Le même texte fait état du faible crédit accordé par les Saoudiens au projet de conférence organisée par les USA et la Russie conjointement, notamment à la lumière du peu d’enthousiasme que montrerait Obama pour la chose, – souligné, ce peu d’enthousiasme, par la remarque d’Obama lors de sa conférence de presse du 13 mai avec Cameron, concernant la “suspicion persistante héritée de la Guerre froide, entre la Russie et les USA” (« “lingering suspicions between Russia and the US” left over from the Cold War »). Cette remarque est très singulière, dans la mesure où cette suspicion n’est nullement en état de persistance, mais plus évidemment une ré-invention des USA, à coup de lobbies, d’“agression douce”, d’accusations humanitaristes, etc., contre la Russie, alors que la Russie a au contraire depuis longtemps écarté cette sorte de suspicion dont parle Obama. La phrase d’Obama, qui pourrait étonner certains venant d’Obama, évoque plutôt une paranoïa persistante du côté US, cette paranoïa si naturelle qu’elle n’a nul besoin du souvenir de la Guerre froide pour se faire sentir, et qui s’alimente plutôt à une complexité psychologique dont les USA n’ont besoin de personne pour l’entretenir dans leur propre chef... Dans tous les cas, cette phrase et ce qu’elle évoque éclairent d’une lumière moins amicale l’“isolationnisme-cool” dont nous parle Stephen M. Walt, la lumière du désenchantement découragé devant ce qui est effectivement, bien plus qu’un repli tactique des USA, une position de plus en plus forcée devant son propre déclin et l’effondrement de sa propre puissance.

» **Consigne A**: Quelles personnes l'extrait sur les relations américano-russes nomme-t-il ?
» **Consigne B**: Poursuivez l'extrait sur les relations américano-russes à partir de sa dernière phrase.

Lignes d'un jeu de données de mise en page
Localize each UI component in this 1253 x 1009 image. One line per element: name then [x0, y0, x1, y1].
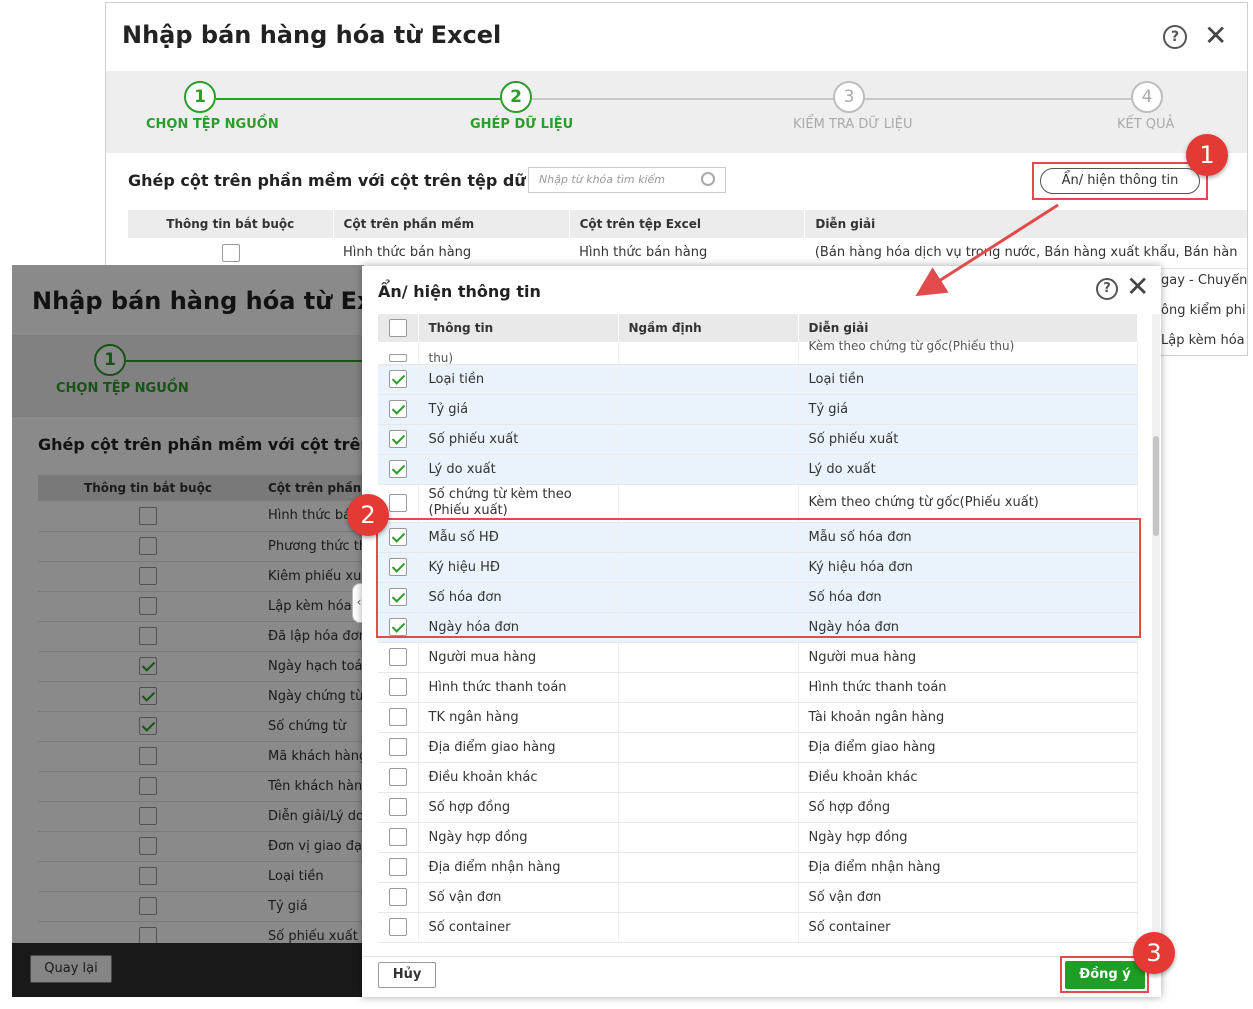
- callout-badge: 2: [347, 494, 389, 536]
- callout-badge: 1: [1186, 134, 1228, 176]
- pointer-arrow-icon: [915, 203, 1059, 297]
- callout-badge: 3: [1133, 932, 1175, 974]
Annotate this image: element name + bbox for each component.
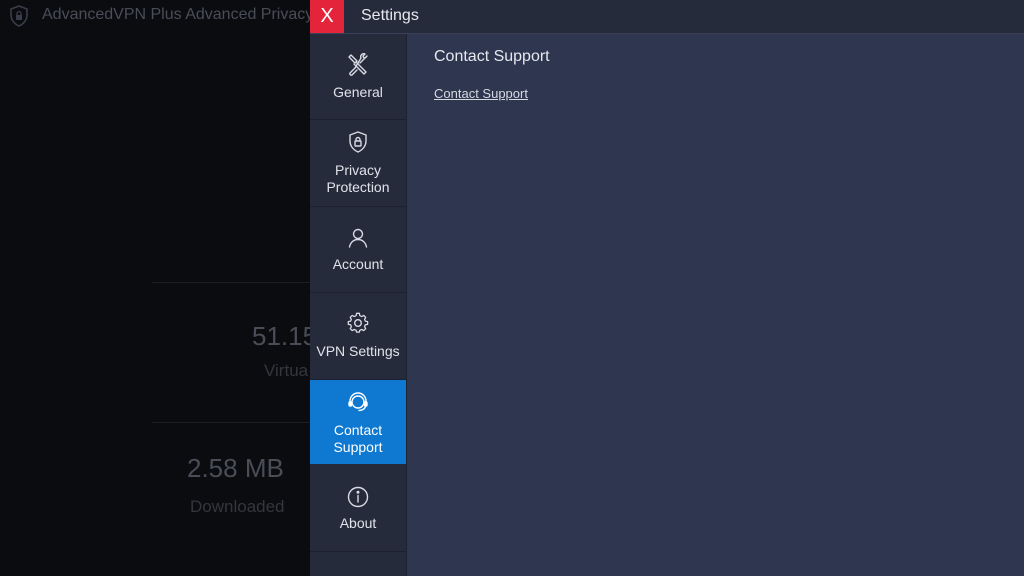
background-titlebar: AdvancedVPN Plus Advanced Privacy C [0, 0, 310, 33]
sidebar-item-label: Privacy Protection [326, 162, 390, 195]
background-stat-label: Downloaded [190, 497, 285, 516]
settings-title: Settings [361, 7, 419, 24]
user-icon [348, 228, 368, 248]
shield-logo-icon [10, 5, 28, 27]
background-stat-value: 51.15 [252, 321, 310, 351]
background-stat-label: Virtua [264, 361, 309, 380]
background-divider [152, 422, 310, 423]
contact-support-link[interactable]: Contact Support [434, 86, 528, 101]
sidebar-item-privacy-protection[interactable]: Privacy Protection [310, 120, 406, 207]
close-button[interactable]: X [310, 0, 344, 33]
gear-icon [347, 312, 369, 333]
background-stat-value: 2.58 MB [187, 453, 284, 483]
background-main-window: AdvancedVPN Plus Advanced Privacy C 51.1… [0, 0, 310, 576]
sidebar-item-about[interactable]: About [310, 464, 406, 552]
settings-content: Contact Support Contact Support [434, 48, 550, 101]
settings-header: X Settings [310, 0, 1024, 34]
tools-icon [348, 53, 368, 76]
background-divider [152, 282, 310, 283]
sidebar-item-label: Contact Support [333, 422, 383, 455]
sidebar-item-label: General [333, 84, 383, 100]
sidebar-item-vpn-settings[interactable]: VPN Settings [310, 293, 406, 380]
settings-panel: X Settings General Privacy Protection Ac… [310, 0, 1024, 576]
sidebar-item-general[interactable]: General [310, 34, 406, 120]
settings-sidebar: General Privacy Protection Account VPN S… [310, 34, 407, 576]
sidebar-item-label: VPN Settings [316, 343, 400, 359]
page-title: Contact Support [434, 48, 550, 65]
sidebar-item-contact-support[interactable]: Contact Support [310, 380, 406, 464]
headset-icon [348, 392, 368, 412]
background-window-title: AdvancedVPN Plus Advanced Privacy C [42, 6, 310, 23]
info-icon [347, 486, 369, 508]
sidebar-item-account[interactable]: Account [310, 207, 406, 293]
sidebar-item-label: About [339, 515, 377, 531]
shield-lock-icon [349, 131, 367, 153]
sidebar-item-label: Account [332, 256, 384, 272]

» **Résultat A**: Obama, Cameron et Stephen M. Walt.

» **Résultat B**:
Dans ce cas, il est alors remarquable de voir, devant la perspective du possible échec de la tentative Russie-USA de cette conférence sur la Syrie, un pays comme l’Arabie envisager de se tourner vers l’Iran et, au-delà et par simple enchaînement, en partie vers la Russie, pour trouver une issue de stabilisation à un désordre qui échappe de plus en plus à tout contrôle des acteurs extérieurs. Si elle s’affirmait, cette dynamique ne laisserait ni la Jordanie, ni l’Égypte insensibles, certes... Dans cette interprétation, on note également une considération bien peu amène pour la Turquie dont les manœuvres effrénées de déstabilisation depuis près de deux ans conduisent à l’impasse du désordre sur son propre territoire, chose également reprochée par Obama à Erdogan. (Les USA sont notamment inquiets des grandioses projets turcs de rassemblement d’un Kurdistan, avec ses parties syrienne et irakienne, à cause des menaces que ce projet fait peser non seulement sur l’Irak, mais sur la Turquie elle-même. Mais Erdogan oppose à ces craintes une assurance sans faille de lui-même et de sa politique.)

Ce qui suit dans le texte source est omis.